[BRIEF 1] In the John P. Madden article, how many votes did Madden win by according to the returns filed with the City Clerk?

Member of the New York State Assembly from Queens County's 1st District
- In office 1895–1895
- Preceded by: James Robinson
- Succeeded by: Jacob Stahl

Personal details
- Party: Democratic
- Other political affiliations: Jeffersonian Democratic

= John P. Madden =

American politician from New York

John P. Madden was an American politician from Queens, New York. He served as a member of the New York State Assembly in 1895, representing Queens County's 1st District, and was the Jeffersonian Democratic candidate for Mayor of Long Island City in the same year.

==Political career==
Madden, a Democrat, was elected to the New York State Assembly in 1894 and served in the 1895 session, representing Queens County's 1st District. He succeeded James Robinson in that seat and was succeeded by Jacob Stahl.

===1895 Long Island City mayoral election===
In 1895, Madden ran for Mayor of Long Island City as the candidate of the Jeffersonian Democracy, a faction of the Democratic Party. The election was highly contentious, with competing returns filed by different officials. According to returns filed with the City Clerk, Madden had been elected by a plurality of 21 votes, while returns filed with the County Clerk and Supervisor showed former Mayor P.J. Gleason as the winner.

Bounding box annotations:
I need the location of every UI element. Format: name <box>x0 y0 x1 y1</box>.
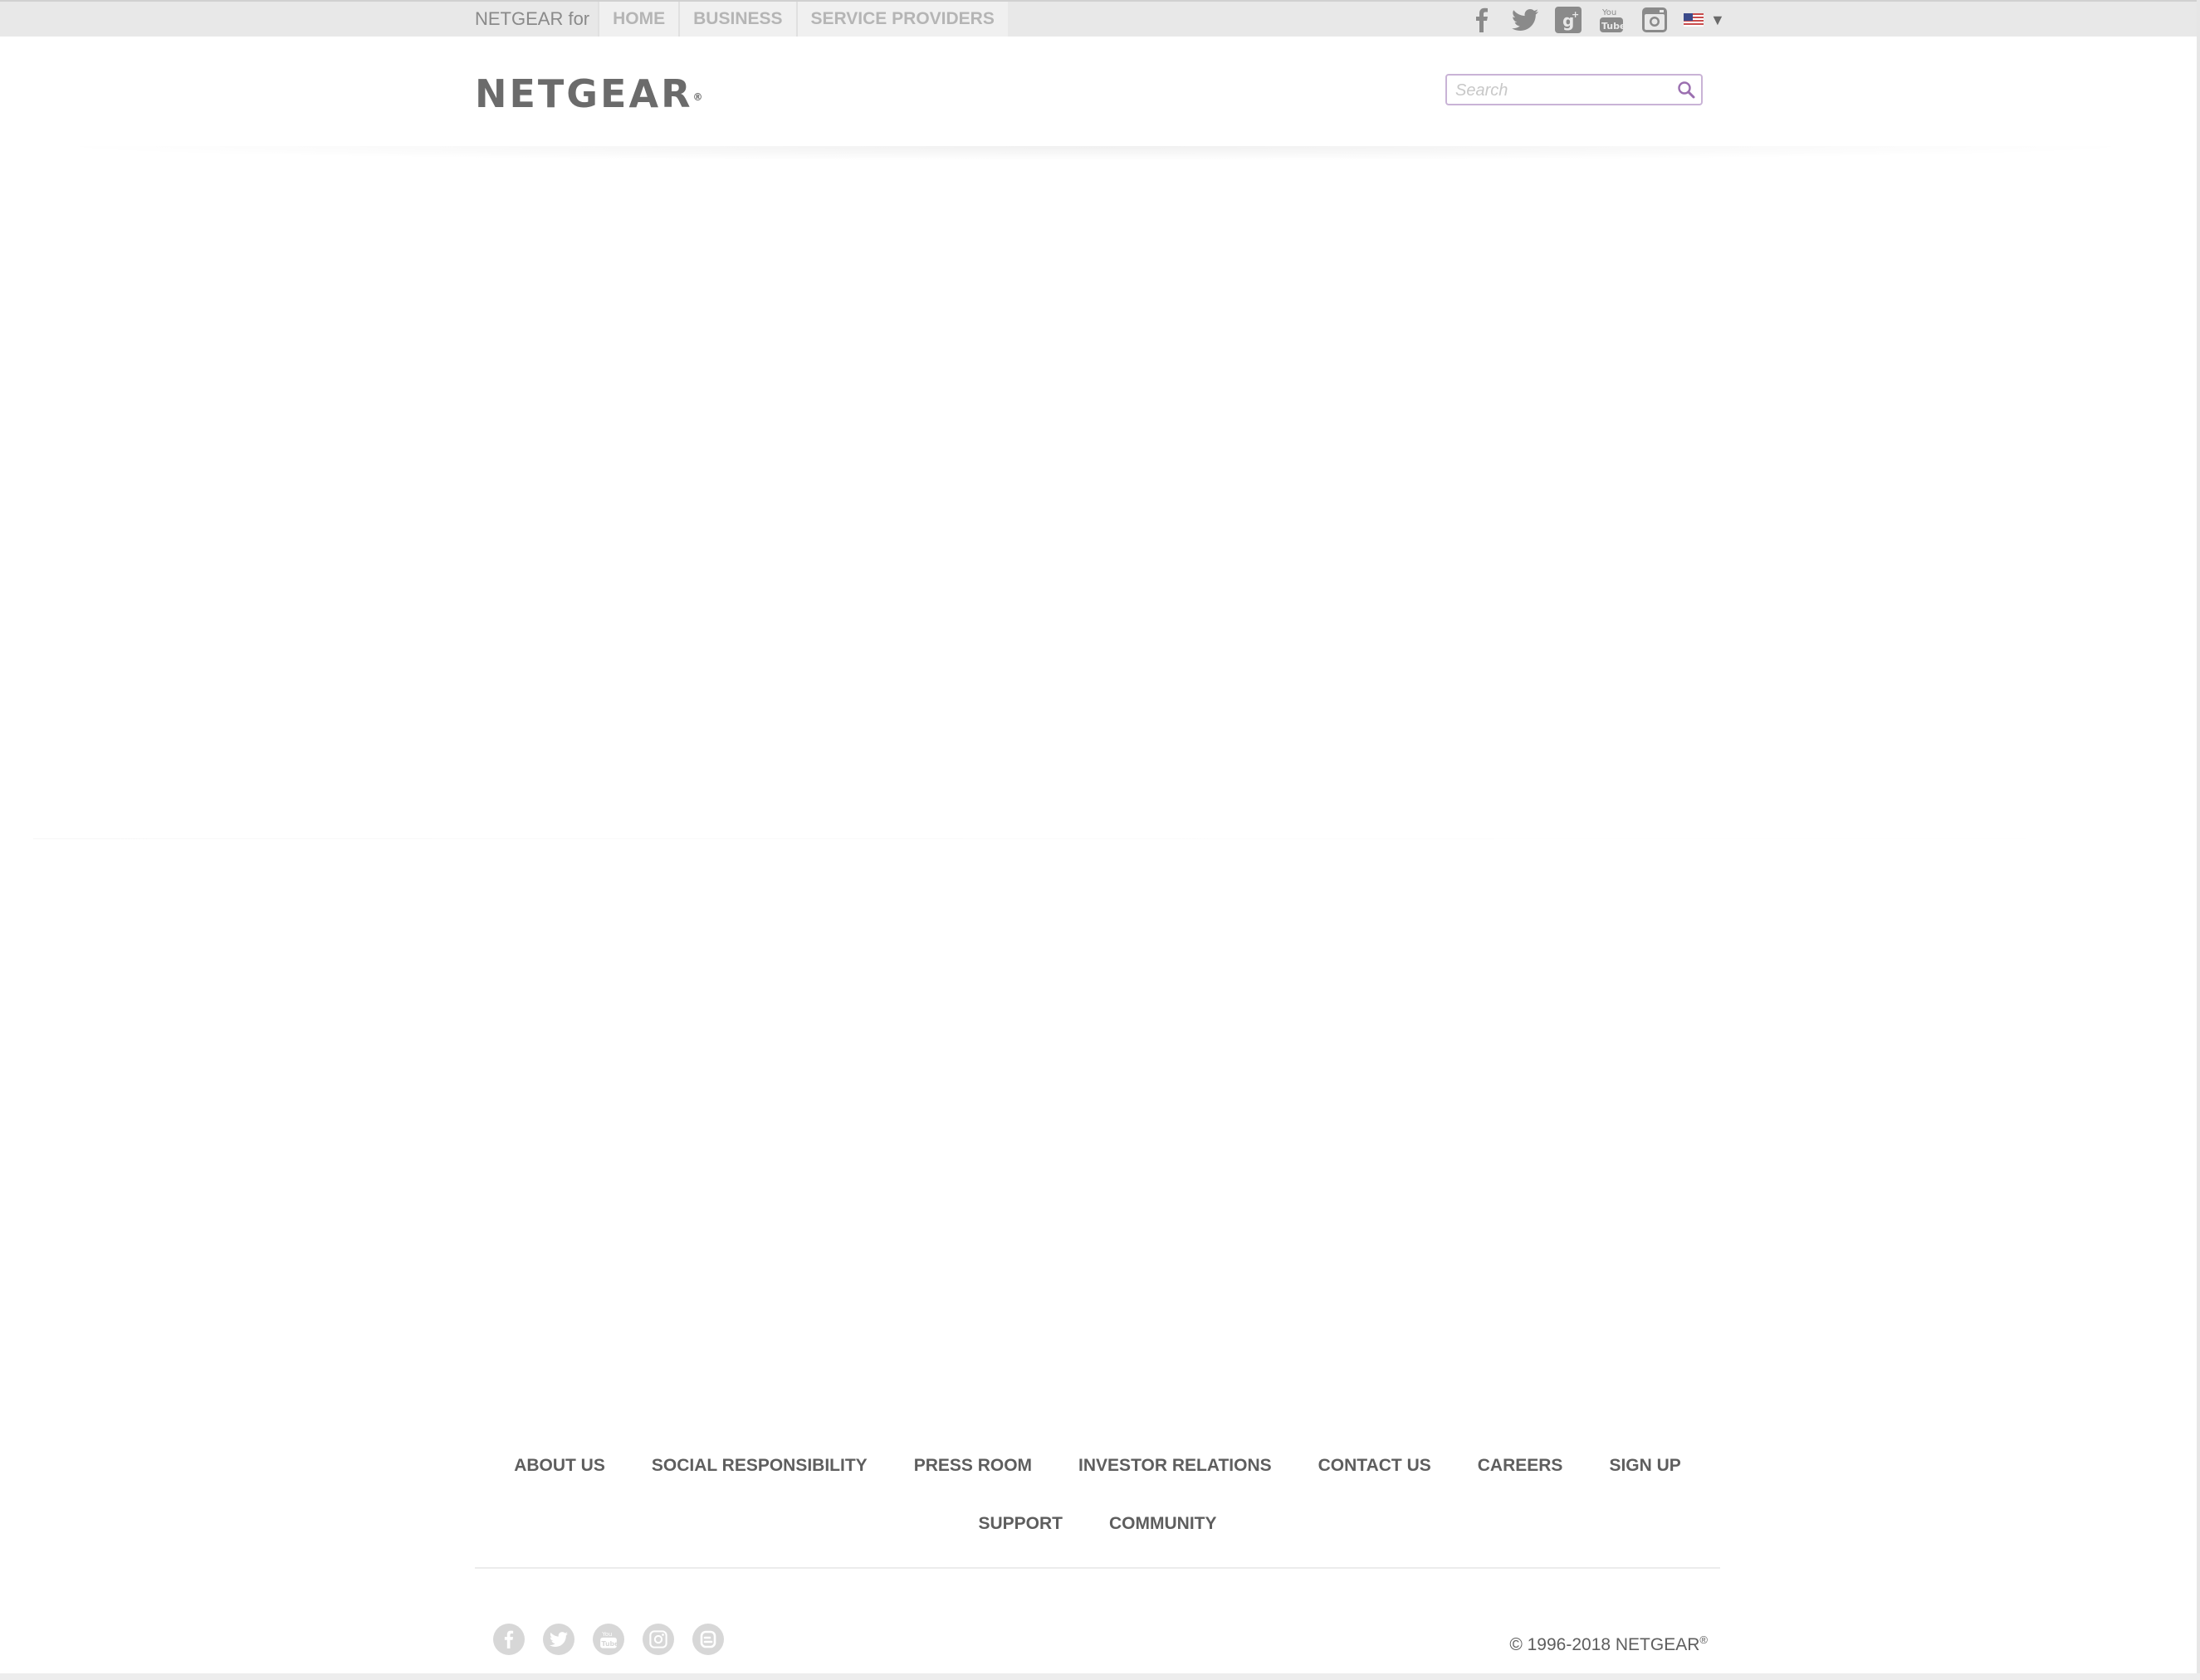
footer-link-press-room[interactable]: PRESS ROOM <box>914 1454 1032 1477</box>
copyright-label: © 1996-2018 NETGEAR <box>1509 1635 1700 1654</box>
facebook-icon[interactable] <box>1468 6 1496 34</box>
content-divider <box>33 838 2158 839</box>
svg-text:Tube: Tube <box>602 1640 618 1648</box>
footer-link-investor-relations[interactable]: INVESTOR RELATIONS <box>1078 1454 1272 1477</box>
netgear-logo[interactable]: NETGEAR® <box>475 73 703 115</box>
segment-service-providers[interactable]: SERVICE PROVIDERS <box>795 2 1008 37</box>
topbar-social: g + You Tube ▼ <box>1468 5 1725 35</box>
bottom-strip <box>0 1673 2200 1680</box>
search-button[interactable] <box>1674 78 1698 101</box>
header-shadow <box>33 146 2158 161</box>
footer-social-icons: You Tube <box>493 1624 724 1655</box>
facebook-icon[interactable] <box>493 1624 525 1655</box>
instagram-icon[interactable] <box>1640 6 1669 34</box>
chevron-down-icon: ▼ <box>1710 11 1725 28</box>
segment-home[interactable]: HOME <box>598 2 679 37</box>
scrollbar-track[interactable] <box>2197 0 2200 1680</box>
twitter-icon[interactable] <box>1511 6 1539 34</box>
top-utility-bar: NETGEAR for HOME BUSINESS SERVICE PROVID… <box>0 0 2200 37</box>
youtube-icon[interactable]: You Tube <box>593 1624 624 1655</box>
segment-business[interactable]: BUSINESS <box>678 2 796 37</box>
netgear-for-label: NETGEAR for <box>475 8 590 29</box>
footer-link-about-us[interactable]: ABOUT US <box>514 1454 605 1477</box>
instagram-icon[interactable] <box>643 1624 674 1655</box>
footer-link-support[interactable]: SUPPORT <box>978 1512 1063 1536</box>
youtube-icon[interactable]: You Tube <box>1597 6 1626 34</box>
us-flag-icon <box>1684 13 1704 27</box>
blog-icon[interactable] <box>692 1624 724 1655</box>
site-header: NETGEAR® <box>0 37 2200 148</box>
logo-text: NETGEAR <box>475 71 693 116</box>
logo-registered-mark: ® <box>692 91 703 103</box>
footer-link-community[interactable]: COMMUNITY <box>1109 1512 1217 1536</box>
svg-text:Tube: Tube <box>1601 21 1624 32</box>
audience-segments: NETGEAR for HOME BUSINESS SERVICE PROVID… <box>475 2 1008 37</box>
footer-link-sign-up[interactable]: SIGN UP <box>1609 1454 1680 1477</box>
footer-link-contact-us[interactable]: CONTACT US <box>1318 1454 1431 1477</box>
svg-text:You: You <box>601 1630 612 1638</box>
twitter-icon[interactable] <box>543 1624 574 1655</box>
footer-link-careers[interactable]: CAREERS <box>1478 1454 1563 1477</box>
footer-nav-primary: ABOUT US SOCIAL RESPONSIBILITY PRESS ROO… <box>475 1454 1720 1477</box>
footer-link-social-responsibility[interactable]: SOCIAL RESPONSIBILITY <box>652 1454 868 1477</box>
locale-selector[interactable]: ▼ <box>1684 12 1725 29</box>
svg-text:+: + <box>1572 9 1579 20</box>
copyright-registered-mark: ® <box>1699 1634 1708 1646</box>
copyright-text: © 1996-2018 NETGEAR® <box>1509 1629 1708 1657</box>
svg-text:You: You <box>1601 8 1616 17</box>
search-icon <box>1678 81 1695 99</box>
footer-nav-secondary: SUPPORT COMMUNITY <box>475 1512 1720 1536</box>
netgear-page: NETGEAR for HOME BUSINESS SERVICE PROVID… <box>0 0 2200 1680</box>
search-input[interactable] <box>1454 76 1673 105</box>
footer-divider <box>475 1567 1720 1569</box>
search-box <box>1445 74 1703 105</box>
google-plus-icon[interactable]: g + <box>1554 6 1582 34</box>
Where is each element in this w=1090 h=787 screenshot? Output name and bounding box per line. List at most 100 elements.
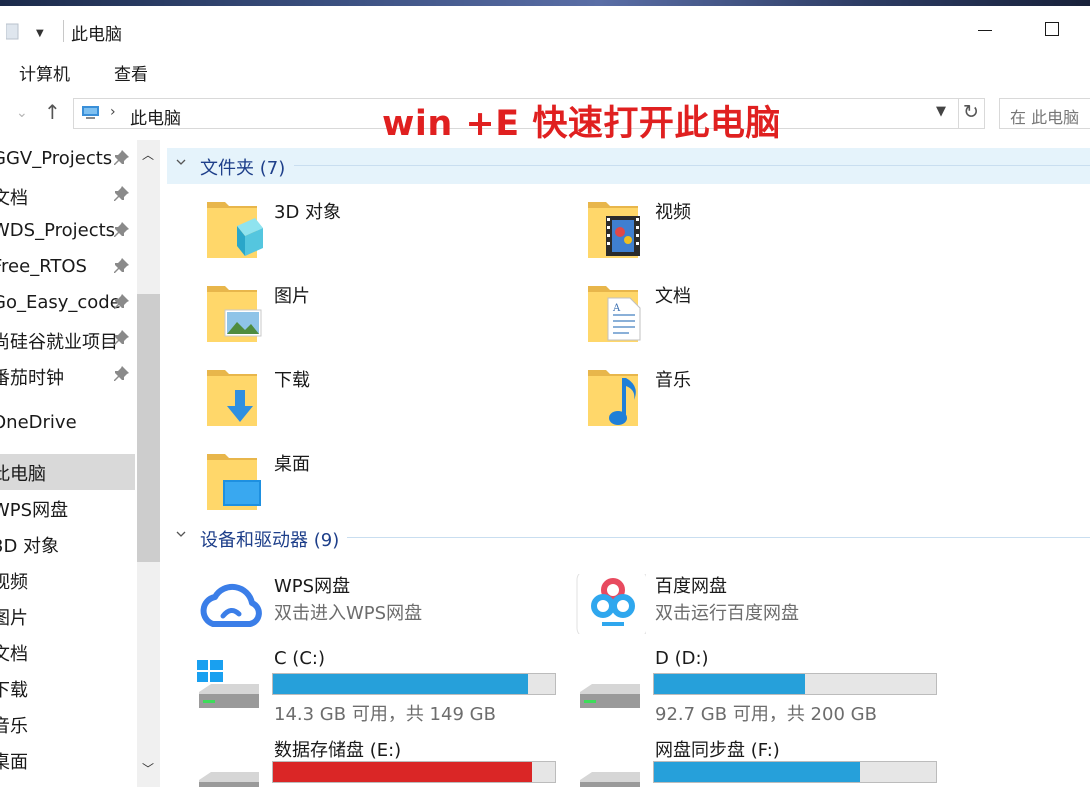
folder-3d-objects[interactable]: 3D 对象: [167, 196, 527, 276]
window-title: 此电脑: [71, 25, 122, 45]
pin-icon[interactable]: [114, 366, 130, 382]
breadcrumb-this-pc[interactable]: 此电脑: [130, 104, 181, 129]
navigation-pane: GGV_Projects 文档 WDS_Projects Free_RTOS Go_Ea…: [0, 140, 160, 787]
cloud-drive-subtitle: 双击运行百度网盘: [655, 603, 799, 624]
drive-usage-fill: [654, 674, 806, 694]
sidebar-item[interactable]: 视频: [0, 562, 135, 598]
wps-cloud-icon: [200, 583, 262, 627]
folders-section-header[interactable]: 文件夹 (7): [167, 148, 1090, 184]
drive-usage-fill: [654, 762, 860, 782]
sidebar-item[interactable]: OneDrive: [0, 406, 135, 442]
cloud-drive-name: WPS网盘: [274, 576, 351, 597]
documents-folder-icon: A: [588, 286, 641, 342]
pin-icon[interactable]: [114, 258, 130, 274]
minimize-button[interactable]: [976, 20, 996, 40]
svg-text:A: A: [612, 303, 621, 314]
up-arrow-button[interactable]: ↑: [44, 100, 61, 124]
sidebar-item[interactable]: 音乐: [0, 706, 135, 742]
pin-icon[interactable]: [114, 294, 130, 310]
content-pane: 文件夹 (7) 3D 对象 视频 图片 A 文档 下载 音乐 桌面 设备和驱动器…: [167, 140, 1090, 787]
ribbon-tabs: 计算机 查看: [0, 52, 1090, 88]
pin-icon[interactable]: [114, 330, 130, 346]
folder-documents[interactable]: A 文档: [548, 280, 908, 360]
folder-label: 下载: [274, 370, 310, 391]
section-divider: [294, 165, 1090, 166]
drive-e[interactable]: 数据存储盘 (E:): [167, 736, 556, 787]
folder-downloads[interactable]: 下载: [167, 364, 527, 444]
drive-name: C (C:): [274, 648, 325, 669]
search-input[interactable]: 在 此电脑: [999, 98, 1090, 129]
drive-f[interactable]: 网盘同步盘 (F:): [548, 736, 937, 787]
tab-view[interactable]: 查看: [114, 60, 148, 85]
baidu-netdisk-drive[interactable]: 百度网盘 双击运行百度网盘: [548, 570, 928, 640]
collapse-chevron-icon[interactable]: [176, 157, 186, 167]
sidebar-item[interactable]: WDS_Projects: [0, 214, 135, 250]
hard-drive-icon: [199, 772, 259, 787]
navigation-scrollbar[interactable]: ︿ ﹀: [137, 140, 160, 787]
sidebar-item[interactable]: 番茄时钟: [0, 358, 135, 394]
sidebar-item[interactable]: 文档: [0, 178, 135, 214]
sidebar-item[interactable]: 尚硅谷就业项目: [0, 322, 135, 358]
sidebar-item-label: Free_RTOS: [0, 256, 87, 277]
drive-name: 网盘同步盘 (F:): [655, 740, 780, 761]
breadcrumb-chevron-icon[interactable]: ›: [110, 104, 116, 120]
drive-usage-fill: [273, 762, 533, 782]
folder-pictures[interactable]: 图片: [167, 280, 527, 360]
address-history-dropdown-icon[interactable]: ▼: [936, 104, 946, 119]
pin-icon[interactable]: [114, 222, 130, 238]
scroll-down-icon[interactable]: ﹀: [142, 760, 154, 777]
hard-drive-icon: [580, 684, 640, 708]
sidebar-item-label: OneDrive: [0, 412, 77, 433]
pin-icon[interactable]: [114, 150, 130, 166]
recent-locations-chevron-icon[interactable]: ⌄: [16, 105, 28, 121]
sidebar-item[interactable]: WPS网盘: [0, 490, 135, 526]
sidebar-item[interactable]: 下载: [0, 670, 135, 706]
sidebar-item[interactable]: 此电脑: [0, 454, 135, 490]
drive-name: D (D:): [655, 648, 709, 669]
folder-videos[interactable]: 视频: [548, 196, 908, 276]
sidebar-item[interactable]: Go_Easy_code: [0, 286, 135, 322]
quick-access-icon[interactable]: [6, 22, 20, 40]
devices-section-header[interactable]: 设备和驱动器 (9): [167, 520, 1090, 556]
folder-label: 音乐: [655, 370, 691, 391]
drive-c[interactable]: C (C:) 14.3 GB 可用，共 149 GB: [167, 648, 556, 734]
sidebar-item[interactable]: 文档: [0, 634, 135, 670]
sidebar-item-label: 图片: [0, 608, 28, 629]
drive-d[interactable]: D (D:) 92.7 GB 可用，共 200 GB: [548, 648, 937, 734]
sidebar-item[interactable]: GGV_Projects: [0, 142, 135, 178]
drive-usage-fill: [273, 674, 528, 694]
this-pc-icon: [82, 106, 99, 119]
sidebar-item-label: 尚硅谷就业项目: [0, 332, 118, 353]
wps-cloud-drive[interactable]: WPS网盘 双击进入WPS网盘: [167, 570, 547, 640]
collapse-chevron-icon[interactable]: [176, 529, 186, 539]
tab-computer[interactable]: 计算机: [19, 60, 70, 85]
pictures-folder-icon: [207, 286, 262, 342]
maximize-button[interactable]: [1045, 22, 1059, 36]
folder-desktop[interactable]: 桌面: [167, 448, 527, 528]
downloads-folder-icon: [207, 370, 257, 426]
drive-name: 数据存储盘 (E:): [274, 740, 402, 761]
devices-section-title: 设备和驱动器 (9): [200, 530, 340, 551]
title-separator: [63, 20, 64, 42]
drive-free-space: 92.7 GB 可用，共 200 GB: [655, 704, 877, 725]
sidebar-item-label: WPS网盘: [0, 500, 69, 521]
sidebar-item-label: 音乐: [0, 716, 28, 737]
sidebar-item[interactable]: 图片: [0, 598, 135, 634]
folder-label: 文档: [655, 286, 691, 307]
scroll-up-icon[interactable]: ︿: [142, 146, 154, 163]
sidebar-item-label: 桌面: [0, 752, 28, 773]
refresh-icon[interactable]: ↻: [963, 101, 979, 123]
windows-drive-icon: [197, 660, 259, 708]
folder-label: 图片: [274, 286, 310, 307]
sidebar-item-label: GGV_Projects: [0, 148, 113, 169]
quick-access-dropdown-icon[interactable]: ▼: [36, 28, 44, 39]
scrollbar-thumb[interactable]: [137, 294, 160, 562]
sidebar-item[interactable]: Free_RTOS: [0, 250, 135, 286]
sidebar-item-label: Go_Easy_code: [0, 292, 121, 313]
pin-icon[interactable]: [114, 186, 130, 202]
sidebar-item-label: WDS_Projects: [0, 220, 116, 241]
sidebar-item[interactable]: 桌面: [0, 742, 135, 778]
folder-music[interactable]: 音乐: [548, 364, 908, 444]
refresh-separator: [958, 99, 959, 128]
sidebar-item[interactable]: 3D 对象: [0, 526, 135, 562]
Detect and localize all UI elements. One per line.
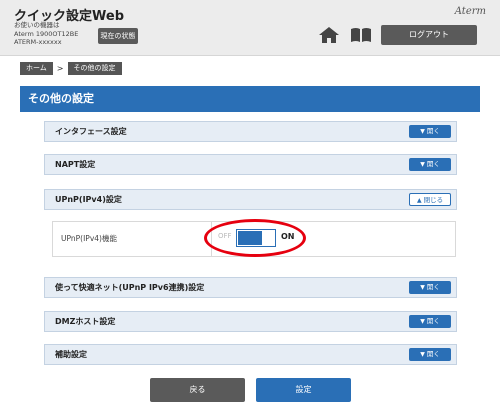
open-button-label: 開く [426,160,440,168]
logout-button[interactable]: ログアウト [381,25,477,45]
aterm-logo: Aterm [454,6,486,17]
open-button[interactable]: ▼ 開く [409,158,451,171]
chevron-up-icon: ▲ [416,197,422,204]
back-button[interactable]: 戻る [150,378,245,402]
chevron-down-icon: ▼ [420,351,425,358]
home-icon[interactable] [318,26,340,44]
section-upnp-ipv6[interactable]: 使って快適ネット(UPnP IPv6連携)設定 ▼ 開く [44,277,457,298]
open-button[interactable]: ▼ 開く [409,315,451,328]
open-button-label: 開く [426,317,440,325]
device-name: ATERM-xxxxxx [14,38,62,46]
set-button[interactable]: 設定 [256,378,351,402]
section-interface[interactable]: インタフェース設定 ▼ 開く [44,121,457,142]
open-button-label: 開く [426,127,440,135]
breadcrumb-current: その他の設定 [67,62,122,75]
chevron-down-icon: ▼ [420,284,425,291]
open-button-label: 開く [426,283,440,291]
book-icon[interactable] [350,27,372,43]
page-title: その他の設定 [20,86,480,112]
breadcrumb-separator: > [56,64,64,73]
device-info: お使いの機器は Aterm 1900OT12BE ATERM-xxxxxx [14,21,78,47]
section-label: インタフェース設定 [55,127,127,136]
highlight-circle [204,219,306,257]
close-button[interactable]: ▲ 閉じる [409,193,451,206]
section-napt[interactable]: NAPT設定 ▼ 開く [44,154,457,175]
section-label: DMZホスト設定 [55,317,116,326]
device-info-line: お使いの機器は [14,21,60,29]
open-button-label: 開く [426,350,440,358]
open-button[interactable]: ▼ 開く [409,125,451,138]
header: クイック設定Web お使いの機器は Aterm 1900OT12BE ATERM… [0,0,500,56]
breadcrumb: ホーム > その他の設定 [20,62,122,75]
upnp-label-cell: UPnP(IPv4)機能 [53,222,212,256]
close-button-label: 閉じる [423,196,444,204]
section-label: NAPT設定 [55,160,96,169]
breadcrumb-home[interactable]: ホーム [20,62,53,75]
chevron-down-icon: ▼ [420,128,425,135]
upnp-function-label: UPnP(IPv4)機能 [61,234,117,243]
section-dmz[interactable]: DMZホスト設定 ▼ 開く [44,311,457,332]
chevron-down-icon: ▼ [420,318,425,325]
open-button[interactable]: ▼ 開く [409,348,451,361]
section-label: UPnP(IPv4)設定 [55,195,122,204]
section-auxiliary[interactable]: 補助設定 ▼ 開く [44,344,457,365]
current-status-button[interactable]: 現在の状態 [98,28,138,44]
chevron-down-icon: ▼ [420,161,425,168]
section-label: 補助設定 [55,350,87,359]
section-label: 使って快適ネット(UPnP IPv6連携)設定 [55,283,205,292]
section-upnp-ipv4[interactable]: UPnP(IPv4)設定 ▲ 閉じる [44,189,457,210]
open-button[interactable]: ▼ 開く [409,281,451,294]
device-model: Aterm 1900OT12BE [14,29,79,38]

[BRIEF 2] In the records, copy out every line from the one with "open-button-label: 開く [426,160,440,168]" up to and including the one with "open-button[interactable]: ▼ 開く [409,348,451,361]".

[EXERCISE RESULT 1] He won by a plurality of 21 votes.

[EXERCISE RESULT 2]
open-button-label: 開く [426,160,440,168]
logout-button[interactable]: ログアウト [381,25,477,45]
aterm-logo: Aterm [454,6,486,17]
open-button[interactable]: ▼ 開く [409,158,451,171]
chevron-up-icon: ▲ [416,197,422,204]
back-button[interactable]: 戻る [150,378,245,402]
chevron-down-icon: ▼ [420,351,425,358]
home-icon[interactable] [318,26,340,44]
section-upnp-ipv6[interactable]: 使って快適ネット(UPnP IPv6連携)設定 ▼ 開く [44,277,457,298]
open-button[interactable]: ▼ 開く [409,315,451,328]
open-button-label: 開く [426,317,440,325]
device-name: ATERM-xxxxxx [14,38,62,46]
set-button[interactable]: 設定 [256,378,351,402]
section-interface[interactable]: インタフェース設定 ▼ 開く [44,121,457,142]
open-button-label: 開く [426,127,440,135]
breadcrumb-current: その他の設定 [67,62,122,75]
chevron-down-icon: ▼ [420,284,425,291]
open-button-label: 開く [426,283,440,291]
book-icon[interactable] [350,27,372,43]
page-title: その他の設定 [20,86,480,112]
breadcrumb-separator: > [56,64,64,73]
device-info: お使いの機器は Aterm 1900OT12BE ATERM-xxxxxx [14,21,78,47]
section-label: インタフェース設定 [55,127,127,136]
highlight-circle [204,219,306,257]
close-button[interactable]: ▲ 閉じる [409,193,451,206]
section-napt[interactable]: NAPT設定 ▼ 開く [44,154,457,175]
section-label: DMZホスト設定 [55,317,116,326]
device-info-line: お使いの機器は [14,21,60,29]
open-button-label: 開く [426,350,440,358]
open-button[interactable]: ▼ 開く [409,125,451,138]
header: クイック設定Web お使いの機器は Aterm 1900OT12BE ATERM… [0,0,500,56]
breadcrumb: ホーム > その他の設定 [20,62,122,75]
upnp-label-cell: UPnP(IPv4)機能 [53,222,212,256]
close-button-label: 閉じる [423,196,444,204]
section-label: NAPT設定 [55,160,96,169]
breadcrumb-home[interactable]: ホーム [20,62,53,75]
chevron-down-icon: ▼ [420,128,425,135]
upnp-function-label: UPnP(IPv4)機能 [61,234,117,243]
section-dmz[interactable]: DMZホスト設定 ▼ 開く [44,311,457,332]
chevron-down-icon: ▼ [420,318,425,325]
open-button[interactable]: ▼ 開く [409,348,451,361]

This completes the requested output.